— START OF Material for this exercise —

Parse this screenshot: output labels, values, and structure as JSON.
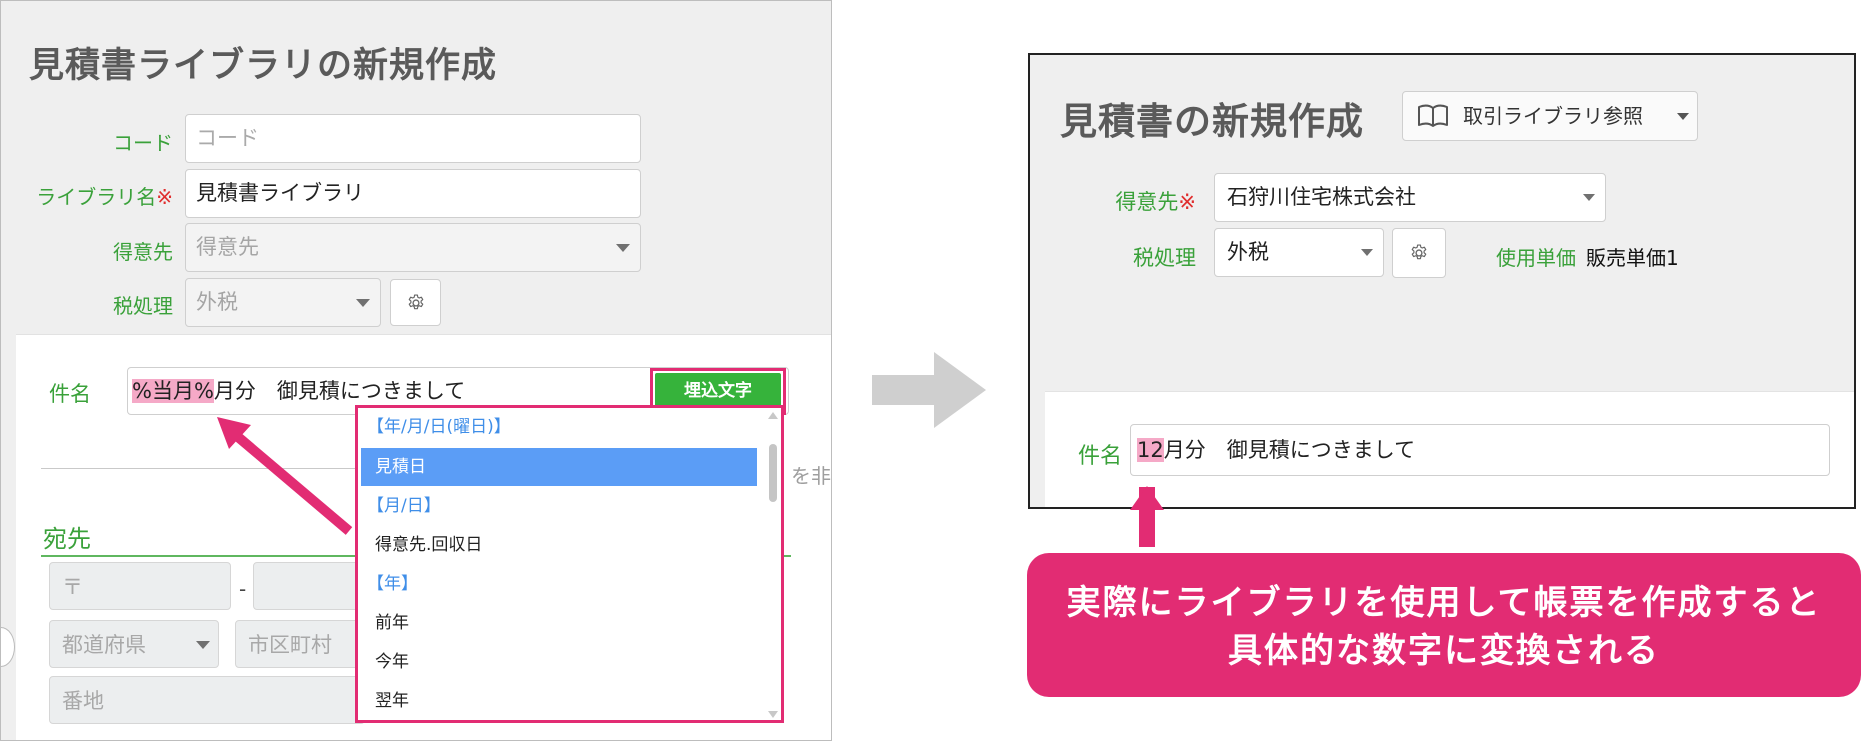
{
  "left_form": {
    "title": "見積書ライブラリの新規作成",
    "code_label": "コード",
    "code_placeholder": "コード",
    "library_name_label": "ライブラリ名",
    "required_mark": "※",
    "library_name_value": "見積書ライブラリ",
    "customer_label": "得意先",
    "customer_placeholder": "得意先",
    "tax_label": "税処理",
    "tax_value": "外税",
    "subject_label": "件名",
    "subject_token": "%当月%",
    "subject_rest": "月分　御見積につきまして",
    "embed_button": "埋込文字",
    "hidden_text": "を非表",
    "destination_section": "宛先",
    "postal_placeholder": "〒",
    "postal_dash": "-",
    "prefecture_placeholder": "都道府県",
    "city_placeholder": "市区町村",
    "address_placeholder": "番地"
  },
  "dropdown": {
    "items": [
      {
        "label": "【年/月/日(曜日)】",
        "kind": "group"
      },
      {
        "label": "見積日",
        "kind": "selected"
      },
      {
        "label": "【月/日】",
        "kind": "group"
      },
      {
        "label": "得意先.回収日",
        "kind": "option"
      },
      {
        "label": "【年】",
        "kind": "group"
      },
      {
        "label": "前年",
        "kind": "option"
      },
      {
        "label": "今年",
        "kind": "option"
      },
      {
        "label": "翌年",
        "kind": "option"
      }
    ]
  },
  "right_form": {
    "title": "見積書の新規作成",
    "library_button": "取引ライブラリ参照",
    "customer_label": "得意先",
    "required_mark": "※",
    "customer_value": "石狩川住宅株式会社",
    "tax_label": "税処理",
    "tax_value": "外税",
    "unit_price_label": "使用単価",
    "unit_price_value": "販売単価1",
    "subject_label": "件名",
    "subject_number": "12",
    "subject_rest": "月分　御見積につきまして"
  },
  "callout": {
    "line1": "実際にライブラリを使用して帳票を作成すると",
    "line2": "具体的な数字に変換される"
  },
  "colors": {
    "accent_pink": "#e22c73",
    "label_green": "#3aa13a",
    "highlight_pink": "#f5a9c7",
    "embed_green": "#36b33b",
    "selected_blue": "#5b9df6",
    "group_blue": "#3f8ee8"
  },
  "icons": [
    "gear-icon",
    "book-icon",
    "chevron-down-icon",
    "right-arrow-icon"
  ]
}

— END OF Material for this exercise —

Give the data above again in full and unchanged, skipping the pictures.

_Complete output_
Parse this screenshot: output labels, values, and structure as JSON.
{
  "left_form": {
    "title": "見積書ライブラリの新規作成",
    "code_label": "コード",
    "code_placeholder": "コード",
    "library_name_label": "ライブラリ名",
    "required_mark": "※",
    "library_name_value": "見積書ライブラリ",
    "customer_label": "得意先",
    "customer_placeholder": "得意先",
    "tax_label": "税処理",
    "tax_value": "外税",
    "subject_label": "件名",
    "subject_token": "%当月%",
    "subject_rest": "月分　御見積につきまして",
    "embed_button": "埋込文字",
    "hidden_text": "を非表",
    "destination_section": "宛先",
    "postal_placeholder": "〒",
    "postal_dash": "-",
    "prefecture_placeholder": "都道府県",
    "city_placeholder": "市区町村",
    "address_placeholder": "番地"
  },
  "dropdown": {
    "items": [
      {
        "label": "【年/月/日(曜日)】",
        "kind": "group"
      },
      {
        "label": "見積日",
        "kind": "selected"
      },
      {
        "label": "【月/日】",
        "kind": "group"
      },
      {
        "label": "得意先.回収日",
        "kind": "option"
      },
      {
        "label": "【年】",
        "kind": "group"
      },
      {
        "label": "前年",
        "kind": "option"
      },
      {
        "label": "今年",
        "kind": "option"
      },
      {
        "label": "翌年",
        "kind": "option"
      }
    ]
  },
  "right_form": {
    "title": "見積書の新規作成",
    "library_button": "取引ライブラリ参照",
    "customer_label": "得意先",
    "required_mark": "※",
    "customer_value": "石狩川住宅株式会社",
    "tax_label": "税処理",
    "tax_value": "外税",
    "unit_price_label": "使用単価",
    "unit_price_value": "販売単価1",
    "subject_label": "件名",
    "subject_number": "12",
    "subject_rest": "月分　御見積につきまして"
  },
  "callout": {
    "line1": "実際にライブラリを使用して帳票を作成すると",
    "line2": "具体的な数字に変換される"
  },
  "colors": {
    "accent_pink": "#e22c73",
    "label_green": "#3aa13a",
    "highlight_pink": "#f5a9c7",
    "embed_green": "#36b33b",
    "selected_blue": "#5b9df6",
    "group_blue": "#3f8ee8"
  },
  "icons": [
    "gear-icon",
    "book-icon",
    "chevron-down-icon",
    "right-arrow-icon"
  ]
}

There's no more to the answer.